Your objective: Take the entries below and print all of them exactly, please.

Supplied material:
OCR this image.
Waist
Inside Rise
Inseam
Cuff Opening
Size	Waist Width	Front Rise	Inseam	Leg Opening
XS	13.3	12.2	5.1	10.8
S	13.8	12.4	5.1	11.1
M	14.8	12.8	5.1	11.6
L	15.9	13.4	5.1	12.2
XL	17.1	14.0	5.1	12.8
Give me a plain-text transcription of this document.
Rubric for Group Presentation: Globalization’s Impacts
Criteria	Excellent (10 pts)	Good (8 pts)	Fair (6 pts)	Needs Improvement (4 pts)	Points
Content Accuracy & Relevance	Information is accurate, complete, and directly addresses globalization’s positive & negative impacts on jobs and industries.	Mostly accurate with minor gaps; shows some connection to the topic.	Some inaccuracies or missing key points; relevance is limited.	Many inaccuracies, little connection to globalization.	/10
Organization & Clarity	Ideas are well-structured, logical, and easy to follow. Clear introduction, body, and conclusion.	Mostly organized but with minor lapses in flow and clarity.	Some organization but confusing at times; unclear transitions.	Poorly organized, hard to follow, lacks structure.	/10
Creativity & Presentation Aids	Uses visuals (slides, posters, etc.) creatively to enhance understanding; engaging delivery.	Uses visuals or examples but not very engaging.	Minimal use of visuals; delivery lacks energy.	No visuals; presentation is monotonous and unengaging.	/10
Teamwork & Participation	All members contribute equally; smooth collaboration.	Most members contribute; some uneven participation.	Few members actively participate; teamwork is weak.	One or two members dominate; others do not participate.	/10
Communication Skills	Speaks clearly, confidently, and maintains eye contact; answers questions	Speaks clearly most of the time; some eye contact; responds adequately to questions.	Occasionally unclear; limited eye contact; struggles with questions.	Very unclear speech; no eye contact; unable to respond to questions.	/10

Output of the exercise:
OCR this image.
Waist
Inside Rise
Inseam
Cuff Opening
Size	Waist Width	Front Rise	Inseam	Leg Opening
XS	13.3	12.2	5.1	10.8
S	13.8	12.4	5.1	11.1
M	14.8	12.8	5.1	11.6
L	15.9	13.4	5.1	12.2
XL	17.1	14.0	5.1	12.8
Give me a plain-text transcription of this document.
Rubric for Group Presentation: Globalization’s Impacts
Criteria	Excellent (10 pts)	Good (8 pts)	Fair (6 pts)	Needs Improvement (4 pts)	Points
Content Accuracy & Relevance	Information is accurate, complete, and directly addresses globalization’s positive & negative impacts on jobs and industries.	Mostly accurate with minor gaps; shows some connection to the topic.	Some inaccuracies or missing key points; relevance is limited.	Many inaccuracies, little connection to globalization.	/10
Organization & Clarity	Ideas are well-structured, logical, and easy to follow. Clear introduction, body, and conclusion.	Mostly organized but with minor lapses in flow and clarity.	Some organization but confusing at times; unclear transitions.	Poorly organized, hard to follow, lacks structure.	/10
Creativity & Presentation Aids	Uses visuals (slides, posters, etc.) creatively to enhance understanding; engaging delivery.	Uses visuals or examples but not very engaging.	Minimal use of visuals; delivery lacks energy.	No visuals; presentation is monotonous and unengaging.	/10
Teamwork & Participation	All members contribute equally; smooth collaboration.	Most members contribute; some uneven participation.	Few members actively participate; teamwork is weak.	One or two members dominate; others do not participate.	/10
Communication Skills	Speaks clearly, confidently, and maintains eye contact; answers questions	Speaks clearly most of the time; some eye contact; responds adequately to questions.	Occasionally unclear; limited eye contact; struggles with questions.	Very unclear speech; no eye contact; unable to respond to questions.	/10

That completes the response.